*Supplied records*.
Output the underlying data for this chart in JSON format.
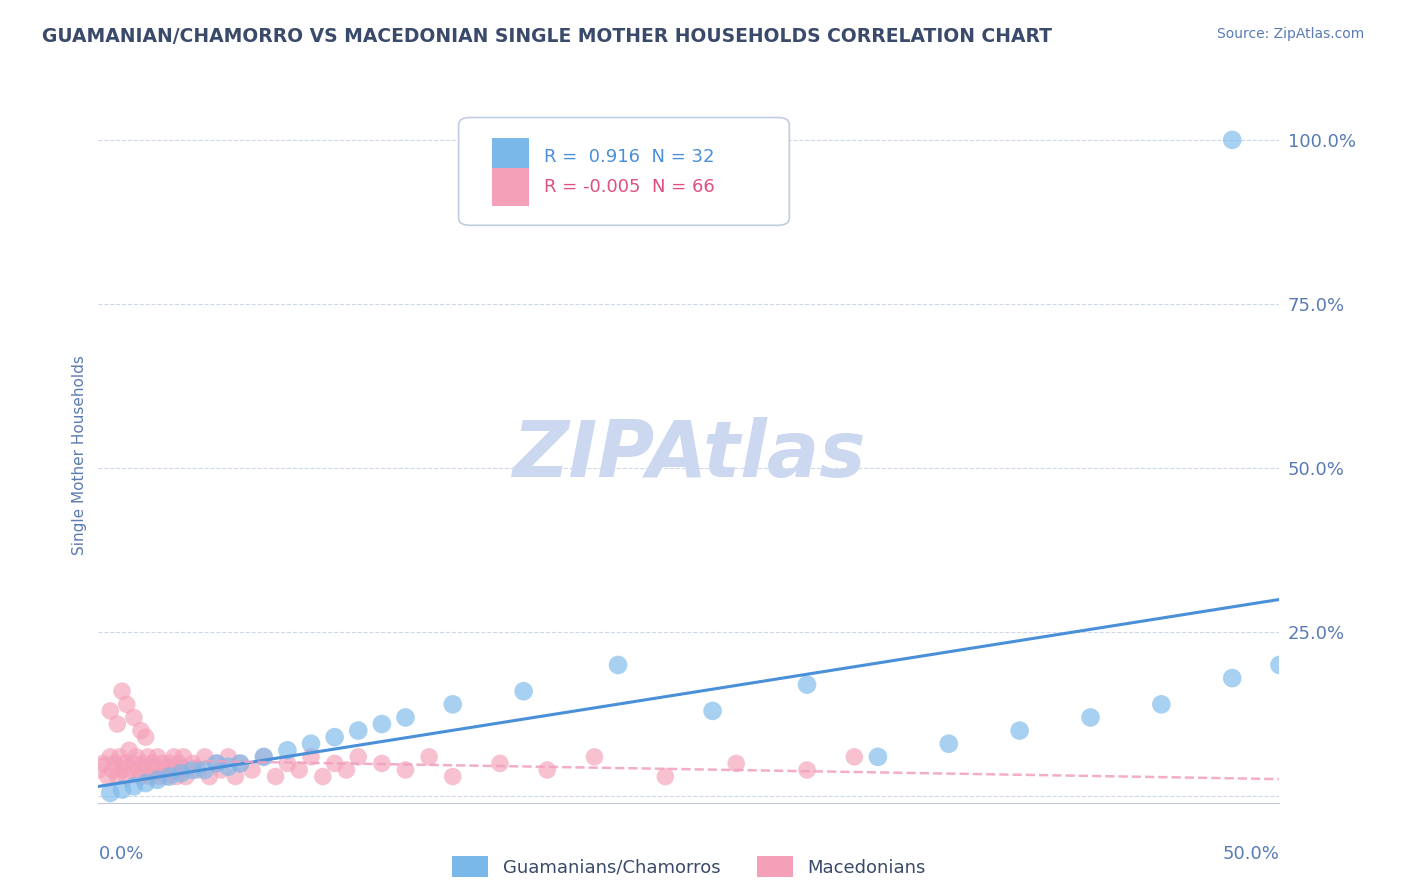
{
  "title": "GUAMANIAN/CHAMORRO VS MACEDONIAN SINGLE MOTHER HOUSEHOLDS CORRELATION CHART",
  "source": "Source: ZipAtlas.com",
  "ylabel": "Single Mother Households",
  "x_lim": [
    0.0,
    0.5
  ],
  "y_lim": [
    -0.01,
    1.05
  ],
  "blue_R": 0.916,
  "blue_N": 32,
  "pink_R": -0.005,
  "pink_N": 66,
  "blue_color": "#7ab8ea",
  "pink_color": "#f4a0b8",
  "blue_line_color": "#4a90d9",
  "pink_line_color": "#f0a0c0",
  "watermark": "ZIPAtlas",
  "watermark_color": "#ccd8f0",
  "background_color": "#ffffff",
  "grid_color": "#c8d4e8",
  "title_color": "#3a4a6a",
  "axis_label_color": "#5a7ab5",
  "legend_R_blue_color": "#4a90d9",
  "legend_R_pink_color": "#e05080",
  "blue_scatter_x": [
    0.005,
    0.01,
    0.015,
    0.02,
    0.025,
    0.03,
    0.035,
    0.04,
    0.045,
    0.05,
    0.055,
    0.06,
    0.07,
    0.08,
    0.09,
    0.1,
    0.11,
    0.12,
    0.13,
    0.15,
    0.18,
    0.22,
    0.26,
    0.3,
    0.33,
    0.36,
    0.39,
    0.42,
    0.45,
    0.48,
    0.5,
    0.48
  ],
  "blue_scatter_y": [
    0.005,
    0.01,
    0.015,
    0.02,
    0.025,
    0.03,
    0.035,
    0.04,
    0.04,
    0.05,
    0.045,
    0.05,
    0.06,
    0.07,
    0.08,
    0.09,
    0.1,
    0.11,
    0.12,
    0.14,
    0.16,
    0.2,
    0.13,
    0.17,
    0.06,
    0.08,
    0.1,
    0.12,
    0.14,
    0.18,
    0.2,
    1.0
  ],
  "pink_scatter_x": [
    0.0,
    0.002,
    0.004,
    0.005,
    0.006,
    0.007,
    0.008,
    0.009,
    0.01,
    0.011,
    0.012,
    0.013,
    0.014,
    0.015,
    0.016,
    0.017,
    0.018,
    0.019,
    0.02,
    0.021,
    0.022,
    0.023,
    0.024,
    0.025,
    0.026,
    0.027,
    0.028,
    0.029,
    0.03,
    0.031,
    0.032,
    0.033,
    0.034,
    0.035,
    0.036,
    0.037,
    0.04,
    0.042,
    0.045,
    0.047,
    0.05,
    0.052,
    0.055,
    0.058,
    0.06,
    0.065,
    0.07,
    0.075,
    0.08,
    0.085,
    0.09,
    0.095,
    0.1,
    0.105,
    0.11,
    0.12,
    0.13,
    0.14,
    0.15,
    0.17,
    0.19,
    0.21,
    0.24,
    0.27,
    0.3,
    0.32
  ],
  "pink_scatter_y": [
    0.04,
    0.05,
    0.03,
    0.06,
    0.04,
    0.05,
    0.03,
    0.06,
    0.04,
    0.05,
    0.03,
    0.07,
    0.04,
    0.05,
    0.06,
    0.04,
    0.03,
    0.05,
    0.04,
    0.06,
    0.03,
    0.05,
    0.04,
    0.06,
    0.03,
    0.05,
    0.04,
    0.03,
    0.05,
    0.04,
    0.06,
    0.03,
    0.05,
    0.04,
    0.06,
    0.03,
    0.05,
    0.04,
    0.06,
    0.03,
    0.05,
    0.04,
    0.06,
    0.03,
    0.05,
    0.04,
    0.06,
    0.03,
    0.05,
    0.04,
    0.06,
    0.03,
    0.05,
    0.04,
    0.06,
    0.05,
    0.04,
    0.06,
    0.03,
    0.05,
    0.04,
    0.06,
    0.03,
    0.05,
    0.04,
    0.06
  ],
  "pink_extra_y_x": [
    0.005,
    0.008,
    0.01,
    0.012,
    0.015,
    0.018,
    0.02
  ],
  "pink_extra_y_y": [
    0.13,
    0.11,
    0.16,
    0.14,
    0.12,
    0.1,
    0.09
  ]
}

*Problem to solve*. Pictures stay out; reproduce every line of the records exactly.

*The completed task*.
Output the underlying data for this chart in JSON format.
{
  "title": "GUAMANIAN/CHAMORRO VS MACEDONIAN SINGLE MOTHER HOUSEHOLDS CORRELATION CHART",
  "source": "Source: ZipAtlas.com",
  "ylabel": "Single Mother Households",
  "x_lim": [
    0.0,
    0.5
  ],
  "y_lim": [
    -0.01,
    1.05
  ],
  "blue_R": 0.916,
  "blue_N": 32,
  "pink_R": -0.005,
  "pink_N": 66,
  "blue_color": "#7ab8ea",
  "pink_color": "#f4a0b8",
  "blue_line_color": "#4a90d9",
  "pink_line_color": "#f0a0c0",
  "watermark": "ZIPAtlas",
  "watermark_color": "#ccd8f0",
  "background_color": "#ffffff",
  "grid_color": "#c8d4e8",
  "title_color": "#3a4a6a",
  "axis_label_color": "#5a7ab5",
  "legend_R_blue_color": "#4a90d9",
  "legend_R_pink_color": "#e05080",
  "blue_scatter_x": [
    0.005,
    0.01,
    0.015,
    0.02,
    0.025,
    0.03,
    0.035,
    0.04,
    0.045,
    0.05,
    0.055,
    0.06,
    0.07,
    0.08,
    0.09,
    0.1,
    0.11,
    0.12,
    0.13,
    0.15,
    0.18,
    0.22,
    0.26,
    0.3,
    0.33,
    0.36,
    0.39,
    0.42,
    0.45,
    0.48,
    0.5,
    0.48
  ],
  "blue_scatter_y": [
    0.005,
    0.01,
    0.015,
    0.02,
    0.025,
    0.03,
    0.035,
    0.04,
    0.04,
    0.05,
    0.045,
    0.05,
    0.06,
    0.07,
    0.08,
    0.09,
    0.1,
    0.11,
    0.12,
    0.14,
    0.16,
    0.2,
    0.13,
    0.17,
    0.06,
    0.08,
    0.1,
    0.12,
    0.14,
    0.18,
    0.2,
    1.0
  ],
  "pink_scatter_x": [
    0.0,
    0.002,
    0.004,
    0.005,
    0.006,
    0.007,
    0.008,
    0.009,
    0.01,
    0.011,
    0.012,
    0.013,
    0.014,
    0.015,
    0.016,
    0.017,
    0.018,
    0.019,
    0.02,
    0.021,
    0.022,
    0.023,
    0.024,
    0.025,
    0.026,
    0.027,
    0.028,
    0.029,
    0.03,
    0.031,
    0.032,
    0.033,
    0.034,
    0.035,
    0.036,
    0.037,
    0.04,
    0.042,
    0.045,
    0.047,
    0.05,
    0.052,
    0.055,
    0.058,
    0.06,
    0.065,
    0.07,
    0.075,
    0.08,
    0.085,
    0.09,
    0.095,
    0.1,
    0.105,
    0.11,
    0.12,
    0.13,
    0.14,
    0.15,
    0.17,
    0.19,
    0.21,
    0.24,
    0.27,
    0.3,
    0.32
  ],
  "pink_scatter_y": [
    0.04,
    0.05,
    0.03,
    0.06,
    0.04,
    0.05,
    0.03,
    0.06,
    0.04,
    0.05,
    0.03,
    0.07,
    0.04,
    0.05,
    0.06,
    0.04,
    0.03,
    0.05,
    0.04,
    0.06,
    0.03,
    0.05,
    0.04,
    0.06,
    0.03,
    0.05,
    0.04,
    0.03,
    0.05,
    0.04,
    0.06,
    0.03,
    0.05,
    0.04,
    0.06,
    0.03,
    0.05,
    0.04,
    0.06,
    0.03,
    0.05,
    0.04,
    0.06,
    0.03,
    0.05,
    0.04,
    0.06,
    0.03,
    0.05,
    0.04,
    0.06,
    0.03,
    0.05,
    0.04,
    0.06,
    0.05,
    0.04,
    0.06,
    0.03,
    0.05,
    0.04,
    0.06,
    0.03,
    0.05,
    0.04,
    0.06
  ],
  "pink_extra_y_x": [
    0.005,
    0.008,
    0.01,
    0.012,
    0.015,
    0.018,
    0.02
  ],
  "pink_extra_y_y": [
    0.13,
    0.11,
    0.16,
    0.14,
    0.12,
    0.1,
    0.09
  ]
}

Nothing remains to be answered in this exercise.